DATASET EXCERPTS.

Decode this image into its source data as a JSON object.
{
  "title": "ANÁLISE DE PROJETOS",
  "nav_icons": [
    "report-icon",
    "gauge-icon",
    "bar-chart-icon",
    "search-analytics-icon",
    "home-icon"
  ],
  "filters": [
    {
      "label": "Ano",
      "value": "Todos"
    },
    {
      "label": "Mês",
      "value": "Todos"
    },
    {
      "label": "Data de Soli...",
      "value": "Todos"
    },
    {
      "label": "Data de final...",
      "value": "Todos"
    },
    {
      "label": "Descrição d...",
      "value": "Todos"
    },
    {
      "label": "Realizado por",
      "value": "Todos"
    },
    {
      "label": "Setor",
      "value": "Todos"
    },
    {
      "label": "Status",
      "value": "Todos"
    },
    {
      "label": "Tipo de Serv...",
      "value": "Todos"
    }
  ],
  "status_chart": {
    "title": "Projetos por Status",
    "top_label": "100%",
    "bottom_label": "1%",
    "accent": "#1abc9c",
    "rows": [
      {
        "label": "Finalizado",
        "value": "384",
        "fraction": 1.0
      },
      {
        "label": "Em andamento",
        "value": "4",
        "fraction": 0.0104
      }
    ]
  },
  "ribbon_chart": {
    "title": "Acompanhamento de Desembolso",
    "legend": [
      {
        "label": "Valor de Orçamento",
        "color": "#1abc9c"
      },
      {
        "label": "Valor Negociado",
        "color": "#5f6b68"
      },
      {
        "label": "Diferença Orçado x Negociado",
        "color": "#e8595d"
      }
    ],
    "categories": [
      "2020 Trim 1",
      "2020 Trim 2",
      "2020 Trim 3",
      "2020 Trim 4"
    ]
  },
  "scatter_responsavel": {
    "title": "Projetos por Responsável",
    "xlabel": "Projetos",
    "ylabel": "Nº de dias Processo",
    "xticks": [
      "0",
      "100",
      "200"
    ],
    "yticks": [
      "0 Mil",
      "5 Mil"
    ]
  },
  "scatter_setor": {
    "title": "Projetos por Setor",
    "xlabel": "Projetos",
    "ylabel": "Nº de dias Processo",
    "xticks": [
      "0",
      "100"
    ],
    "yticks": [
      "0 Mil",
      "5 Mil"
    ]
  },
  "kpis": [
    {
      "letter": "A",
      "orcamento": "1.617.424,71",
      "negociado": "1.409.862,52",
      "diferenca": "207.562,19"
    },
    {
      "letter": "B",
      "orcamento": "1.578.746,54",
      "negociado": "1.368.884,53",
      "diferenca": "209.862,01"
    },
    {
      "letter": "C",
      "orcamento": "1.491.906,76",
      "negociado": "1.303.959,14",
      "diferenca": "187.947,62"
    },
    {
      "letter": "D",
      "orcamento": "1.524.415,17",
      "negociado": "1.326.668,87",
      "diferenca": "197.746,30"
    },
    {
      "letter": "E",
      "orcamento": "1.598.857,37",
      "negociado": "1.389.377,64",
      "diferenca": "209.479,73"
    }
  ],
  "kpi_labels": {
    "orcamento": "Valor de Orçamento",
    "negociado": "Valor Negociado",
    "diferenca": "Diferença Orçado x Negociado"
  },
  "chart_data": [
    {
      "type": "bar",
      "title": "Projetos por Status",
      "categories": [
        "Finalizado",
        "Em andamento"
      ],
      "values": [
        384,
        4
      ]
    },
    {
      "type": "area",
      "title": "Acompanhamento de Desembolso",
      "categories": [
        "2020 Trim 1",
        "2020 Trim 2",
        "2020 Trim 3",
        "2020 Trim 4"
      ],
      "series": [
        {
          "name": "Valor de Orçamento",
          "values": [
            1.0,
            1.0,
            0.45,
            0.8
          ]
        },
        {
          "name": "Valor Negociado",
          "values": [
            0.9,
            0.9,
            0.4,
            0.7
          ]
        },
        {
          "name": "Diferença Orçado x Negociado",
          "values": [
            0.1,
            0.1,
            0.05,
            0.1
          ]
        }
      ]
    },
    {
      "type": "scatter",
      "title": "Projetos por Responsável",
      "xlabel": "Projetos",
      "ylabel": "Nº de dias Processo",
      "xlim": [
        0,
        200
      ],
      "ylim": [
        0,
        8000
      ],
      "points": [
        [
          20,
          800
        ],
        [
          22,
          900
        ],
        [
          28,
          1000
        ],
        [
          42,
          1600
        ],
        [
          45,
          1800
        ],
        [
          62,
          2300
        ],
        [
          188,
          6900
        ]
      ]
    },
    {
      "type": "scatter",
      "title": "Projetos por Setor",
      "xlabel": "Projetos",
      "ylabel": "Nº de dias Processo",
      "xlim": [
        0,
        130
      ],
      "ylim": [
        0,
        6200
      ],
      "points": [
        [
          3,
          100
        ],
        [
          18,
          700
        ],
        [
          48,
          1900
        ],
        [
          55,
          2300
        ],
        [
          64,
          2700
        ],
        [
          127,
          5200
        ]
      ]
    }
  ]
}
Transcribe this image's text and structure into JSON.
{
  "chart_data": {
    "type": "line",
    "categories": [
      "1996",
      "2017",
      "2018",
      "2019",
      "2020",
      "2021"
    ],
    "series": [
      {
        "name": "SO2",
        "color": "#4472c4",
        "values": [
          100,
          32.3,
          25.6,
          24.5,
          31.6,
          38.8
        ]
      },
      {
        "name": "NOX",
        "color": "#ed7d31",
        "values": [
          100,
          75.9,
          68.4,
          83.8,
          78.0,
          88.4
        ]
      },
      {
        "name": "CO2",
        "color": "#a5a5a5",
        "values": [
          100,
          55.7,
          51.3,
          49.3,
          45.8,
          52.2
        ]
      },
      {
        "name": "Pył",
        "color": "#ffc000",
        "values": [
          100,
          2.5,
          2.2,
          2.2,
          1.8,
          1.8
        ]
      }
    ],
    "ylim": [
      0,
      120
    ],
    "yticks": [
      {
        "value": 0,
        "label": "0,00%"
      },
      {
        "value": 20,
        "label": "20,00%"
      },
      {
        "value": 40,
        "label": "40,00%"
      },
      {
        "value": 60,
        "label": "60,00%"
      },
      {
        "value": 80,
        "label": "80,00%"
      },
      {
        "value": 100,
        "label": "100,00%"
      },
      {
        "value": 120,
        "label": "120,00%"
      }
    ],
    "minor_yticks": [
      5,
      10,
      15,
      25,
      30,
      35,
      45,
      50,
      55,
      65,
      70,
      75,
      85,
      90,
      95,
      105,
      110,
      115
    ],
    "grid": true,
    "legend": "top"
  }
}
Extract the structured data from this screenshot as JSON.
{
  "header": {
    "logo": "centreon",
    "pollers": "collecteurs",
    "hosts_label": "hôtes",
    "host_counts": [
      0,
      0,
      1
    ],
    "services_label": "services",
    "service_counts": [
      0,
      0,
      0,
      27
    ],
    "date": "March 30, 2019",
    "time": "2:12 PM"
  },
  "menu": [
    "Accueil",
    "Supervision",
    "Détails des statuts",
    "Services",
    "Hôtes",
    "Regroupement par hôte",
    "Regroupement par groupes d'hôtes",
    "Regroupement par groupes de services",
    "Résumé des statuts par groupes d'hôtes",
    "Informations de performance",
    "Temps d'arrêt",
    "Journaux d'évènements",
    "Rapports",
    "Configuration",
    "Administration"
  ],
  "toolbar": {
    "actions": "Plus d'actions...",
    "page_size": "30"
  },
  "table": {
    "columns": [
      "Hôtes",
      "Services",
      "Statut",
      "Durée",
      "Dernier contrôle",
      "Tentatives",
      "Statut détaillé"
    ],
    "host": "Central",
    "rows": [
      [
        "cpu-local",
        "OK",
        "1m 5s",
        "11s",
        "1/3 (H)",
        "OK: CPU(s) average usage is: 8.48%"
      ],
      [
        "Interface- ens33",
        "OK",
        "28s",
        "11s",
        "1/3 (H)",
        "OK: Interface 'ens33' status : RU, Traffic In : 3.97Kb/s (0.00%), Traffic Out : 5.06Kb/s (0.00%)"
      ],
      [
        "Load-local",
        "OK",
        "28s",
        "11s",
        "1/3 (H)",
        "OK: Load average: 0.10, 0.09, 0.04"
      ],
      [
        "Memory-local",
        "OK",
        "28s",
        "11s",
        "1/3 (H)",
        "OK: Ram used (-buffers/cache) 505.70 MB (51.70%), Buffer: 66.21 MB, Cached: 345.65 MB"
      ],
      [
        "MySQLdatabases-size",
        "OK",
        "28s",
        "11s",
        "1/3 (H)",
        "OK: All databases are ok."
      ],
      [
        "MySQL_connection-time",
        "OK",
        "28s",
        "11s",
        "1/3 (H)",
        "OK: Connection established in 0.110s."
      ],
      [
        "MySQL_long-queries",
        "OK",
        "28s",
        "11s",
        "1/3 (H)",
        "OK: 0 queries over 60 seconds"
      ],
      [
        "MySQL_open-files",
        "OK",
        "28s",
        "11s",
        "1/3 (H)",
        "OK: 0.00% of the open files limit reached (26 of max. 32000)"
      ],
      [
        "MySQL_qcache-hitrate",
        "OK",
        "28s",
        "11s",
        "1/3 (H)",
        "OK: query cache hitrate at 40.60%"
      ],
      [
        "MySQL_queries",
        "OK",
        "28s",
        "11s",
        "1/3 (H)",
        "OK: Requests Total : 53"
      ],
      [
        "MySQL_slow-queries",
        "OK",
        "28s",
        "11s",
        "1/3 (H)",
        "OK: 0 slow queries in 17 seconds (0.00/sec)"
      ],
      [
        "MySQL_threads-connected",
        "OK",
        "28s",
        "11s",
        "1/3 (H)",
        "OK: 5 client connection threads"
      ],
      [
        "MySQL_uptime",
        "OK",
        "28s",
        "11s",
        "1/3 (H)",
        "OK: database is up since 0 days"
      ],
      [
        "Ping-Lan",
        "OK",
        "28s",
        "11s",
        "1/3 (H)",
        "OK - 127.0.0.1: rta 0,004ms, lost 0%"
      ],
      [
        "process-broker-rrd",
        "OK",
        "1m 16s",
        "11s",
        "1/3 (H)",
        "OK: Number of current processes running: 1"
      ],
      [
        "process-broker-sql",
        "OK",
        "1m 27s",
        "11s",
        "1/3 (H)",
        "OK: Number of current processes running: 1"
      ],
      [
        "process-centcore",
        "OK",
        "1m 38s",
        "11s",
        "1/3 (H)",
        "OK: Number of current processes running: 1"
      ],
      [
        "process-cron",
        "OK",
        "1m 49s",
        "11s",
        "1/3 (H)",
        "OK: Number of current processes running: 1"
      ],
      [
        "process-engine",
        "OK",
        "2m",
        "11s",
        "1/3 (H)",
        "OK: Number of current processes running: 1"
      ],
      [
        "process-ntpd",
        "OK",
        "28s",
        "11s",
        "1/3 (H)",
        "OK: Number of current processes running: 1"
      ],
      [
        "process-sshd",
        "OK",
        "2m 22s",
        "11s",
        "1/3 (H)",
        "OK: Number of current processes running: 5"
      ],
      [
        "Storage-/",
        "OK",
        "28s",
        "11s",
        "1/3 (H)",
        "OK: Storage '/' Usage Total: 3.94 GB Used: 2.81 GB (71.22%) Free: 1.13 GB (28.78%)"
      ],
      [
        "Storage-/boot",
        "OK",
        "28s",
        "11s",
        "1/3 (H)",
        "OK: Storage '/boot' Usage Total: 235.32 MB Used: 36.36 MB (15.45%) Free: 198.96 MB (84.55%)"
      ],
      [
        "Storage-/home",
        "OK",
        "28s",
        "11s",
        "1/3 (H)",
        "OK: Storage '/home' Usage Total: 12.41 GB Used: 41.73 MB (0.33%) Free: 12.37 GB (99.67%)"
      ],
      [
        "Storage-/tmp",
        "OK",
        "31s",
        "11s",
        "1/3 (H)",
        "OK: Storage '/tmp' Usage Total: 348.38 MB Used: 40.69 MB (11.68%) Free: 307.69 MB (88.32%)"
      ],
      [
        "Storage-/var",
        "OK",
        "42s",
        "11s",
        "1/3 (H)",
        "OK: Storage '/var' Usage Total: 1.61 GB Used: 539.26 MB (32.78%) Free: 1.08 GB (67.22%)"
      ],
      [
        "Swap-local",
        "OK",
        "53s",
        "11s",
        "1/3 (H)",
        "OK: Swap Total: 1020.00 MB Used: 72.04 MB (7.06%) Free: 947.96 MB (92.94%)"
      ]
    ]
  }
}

GIVEN REQUEST. Wherever the word "Storage" occurs in a line of the listing, copy that line.

WRITTEN ANSWER.
        "Storage-/",
        "OK: Storage '/' Usage Total: 3.94 GB Used: 2.81 GB (71.22%) Free: 1.13 GB (28.78%)"
        "Storage-/boot",
        "OK: Storage '/boot' Usage Total: 235.32 MB Used: 36.36 MB (15.45%) Free: 198.96 MB (84.55%)"
        "Storage-/home",
        "OK: Storage '/home' Usage Total: 12.41 GB Used: 41.73 MB (0.33%) Free: 12.37 GB (99.67%)"
        "Storage-/tmp",
        "OK: Storage '/tmp' Usage Total: 348.38 MB Used: 40.69 MB (11.68%) Free: 307.69 MB (88.32%)"
        "Storage-/var",
        "OK: Storage '/var' Usage Total: 1.61 GB Used: 539.26 MB (32.78%) Free: 1.08 GB (67.22%)"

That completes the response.